━━ Input ━━
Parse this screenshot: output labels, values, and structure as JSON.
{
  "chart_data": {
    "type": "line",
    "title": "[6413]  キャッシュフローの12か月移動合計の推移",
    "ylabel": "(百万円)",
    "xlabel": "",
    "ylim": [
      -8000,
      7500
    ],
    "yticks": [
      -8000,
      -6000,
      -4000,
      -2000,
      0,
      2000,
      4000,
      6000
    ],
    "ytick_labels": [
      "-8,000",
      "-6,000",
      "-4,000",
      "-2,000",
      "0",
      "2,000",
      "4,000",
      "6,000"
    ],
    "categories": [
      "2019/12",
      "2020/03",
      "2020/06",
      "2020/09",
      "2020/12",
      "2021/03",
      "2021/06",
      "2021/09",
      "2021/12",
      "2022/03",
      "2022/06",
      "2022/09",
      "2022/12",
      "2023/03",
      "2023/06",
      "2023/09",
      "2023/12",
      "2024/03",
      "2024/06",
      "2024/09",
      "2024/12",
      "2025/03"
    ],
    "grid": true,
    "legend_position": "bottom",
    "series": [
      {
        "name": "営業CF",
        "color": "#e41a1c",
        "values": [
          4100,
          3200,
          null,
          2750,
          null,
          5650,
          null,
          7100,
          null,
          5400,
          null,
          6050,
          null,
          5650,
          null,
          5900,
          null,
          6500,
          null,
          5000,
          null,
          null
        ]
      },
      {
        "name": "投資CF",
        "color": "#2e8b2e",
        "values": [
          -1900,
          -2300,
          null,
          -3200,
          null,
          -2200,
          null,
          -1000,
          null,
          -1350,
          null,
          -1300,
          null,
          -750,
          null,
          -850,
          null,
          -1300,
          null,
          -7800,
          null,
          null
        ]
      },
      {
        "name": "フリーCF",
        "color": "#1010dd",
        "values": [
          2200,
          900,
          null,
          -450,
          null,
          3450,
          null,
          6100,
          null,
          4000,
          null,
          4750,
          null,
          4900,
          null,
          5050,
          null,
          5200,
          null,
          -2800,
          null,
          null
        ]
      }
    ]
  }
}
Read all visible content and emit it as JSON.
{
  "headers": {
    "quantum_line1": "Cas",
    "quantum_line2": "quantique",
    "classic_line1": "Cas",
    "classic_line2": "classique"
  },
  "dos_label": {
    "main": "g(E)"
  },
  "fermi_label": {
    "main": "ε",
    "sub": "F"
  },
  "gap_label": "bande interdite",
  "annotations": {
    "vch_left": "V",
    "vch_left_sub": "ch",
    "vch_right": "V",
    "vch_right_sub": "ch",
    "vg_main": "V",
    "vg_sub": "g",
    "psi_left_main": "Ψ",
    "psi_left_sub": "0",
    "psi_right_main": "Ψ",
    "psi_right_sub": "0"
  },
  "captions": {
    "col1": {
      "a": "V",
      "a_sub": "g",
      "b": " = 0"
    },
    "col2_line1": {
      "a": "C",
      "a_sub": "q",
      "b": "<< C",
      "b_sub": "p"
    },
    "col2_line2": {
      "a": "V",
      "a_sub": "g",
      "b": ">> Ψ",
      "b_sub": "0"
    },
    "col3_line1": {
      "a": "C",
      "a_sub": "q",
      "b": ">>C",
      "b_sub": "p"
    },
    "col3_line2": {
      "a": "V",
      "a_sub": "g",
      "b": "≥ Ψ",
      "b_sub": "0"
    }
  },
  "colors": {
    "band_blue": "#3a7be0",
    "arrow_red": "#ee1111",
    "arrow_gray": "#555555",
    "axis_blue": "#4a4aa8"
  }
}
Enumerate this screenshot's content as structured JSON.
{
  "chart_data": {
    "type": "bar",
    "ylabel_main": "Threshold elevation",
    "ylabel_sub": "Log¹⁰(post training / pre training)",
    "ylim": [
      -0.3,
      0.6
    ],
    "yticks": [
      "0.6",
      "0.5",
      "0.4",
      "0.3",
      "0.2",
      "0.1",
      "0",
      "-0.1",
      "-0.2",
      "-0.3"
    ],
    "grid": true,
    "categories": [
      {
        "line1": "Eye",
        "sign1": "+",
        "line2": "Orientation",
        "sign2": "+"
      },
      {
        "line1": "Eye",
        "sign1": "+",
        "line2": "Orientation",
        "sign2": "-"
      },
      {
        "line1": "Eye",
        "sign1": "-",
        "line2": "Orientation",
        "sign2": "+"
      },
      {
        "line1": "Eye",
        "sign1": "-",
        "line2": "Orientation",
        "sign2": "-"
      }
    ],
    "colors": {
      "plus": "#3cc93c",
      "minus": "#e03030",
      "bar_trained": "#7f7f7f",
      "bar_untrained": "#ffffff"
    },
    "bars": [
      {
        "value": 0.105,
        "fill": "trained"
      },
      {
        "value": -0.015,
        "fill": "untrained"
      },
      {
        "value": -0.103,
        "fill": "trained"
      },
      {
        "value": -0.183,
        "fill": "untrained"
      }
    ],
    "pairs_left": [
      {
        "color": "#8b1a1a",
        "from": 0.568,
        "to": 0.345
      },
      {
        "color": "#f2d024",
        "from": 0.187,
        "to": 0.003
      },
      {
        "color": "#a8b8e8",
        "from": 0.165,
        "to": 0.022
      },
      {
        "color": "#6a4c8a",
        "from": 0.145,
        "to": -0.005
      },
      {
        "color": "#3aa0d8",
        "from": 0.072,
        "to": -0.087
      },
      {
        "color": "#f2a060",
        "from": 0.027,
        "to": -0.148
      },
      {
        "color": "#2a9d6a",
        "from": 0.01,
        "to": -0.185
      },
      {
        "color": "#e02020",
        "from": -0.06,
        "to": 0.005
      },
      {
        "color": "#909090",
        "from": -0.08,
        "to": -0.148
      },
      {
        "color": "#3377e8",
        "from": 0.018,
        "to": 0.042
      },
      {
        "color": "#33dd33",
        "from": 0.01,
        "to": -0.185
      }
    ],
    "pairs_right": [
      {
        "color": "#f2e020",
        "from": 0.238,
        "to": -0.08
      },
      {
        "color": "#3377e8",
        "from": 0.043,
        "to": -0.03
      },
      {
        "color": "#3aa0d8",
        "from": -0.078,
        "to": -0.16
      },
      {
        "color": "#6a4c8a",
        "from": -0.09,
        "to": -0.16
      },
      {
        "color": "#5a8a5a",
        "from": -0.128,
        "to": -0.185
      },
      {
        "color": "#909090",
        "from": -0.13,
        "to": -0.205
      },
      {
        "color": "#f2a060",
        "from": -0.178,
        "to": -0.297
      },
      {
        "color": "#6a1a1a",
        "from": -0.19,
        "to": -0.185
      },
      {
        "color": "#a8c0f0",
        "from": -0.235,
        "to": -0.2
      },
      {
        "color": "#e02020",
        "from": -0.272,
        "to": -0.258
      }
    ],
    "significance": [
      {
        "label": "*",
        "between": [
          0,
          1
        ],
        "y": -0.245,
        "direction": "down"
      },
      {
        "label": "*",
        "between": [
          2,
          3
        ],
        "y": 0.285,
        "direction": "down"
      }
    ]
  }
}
━━━
_Task description:_
Copy out all lines from the material above that contain the string "screenshot".

_Solution for this exercise:_
Parse this screenshot: output labels, values, and structure as JSON.
Enumerate this screenshot's content as structured JSON.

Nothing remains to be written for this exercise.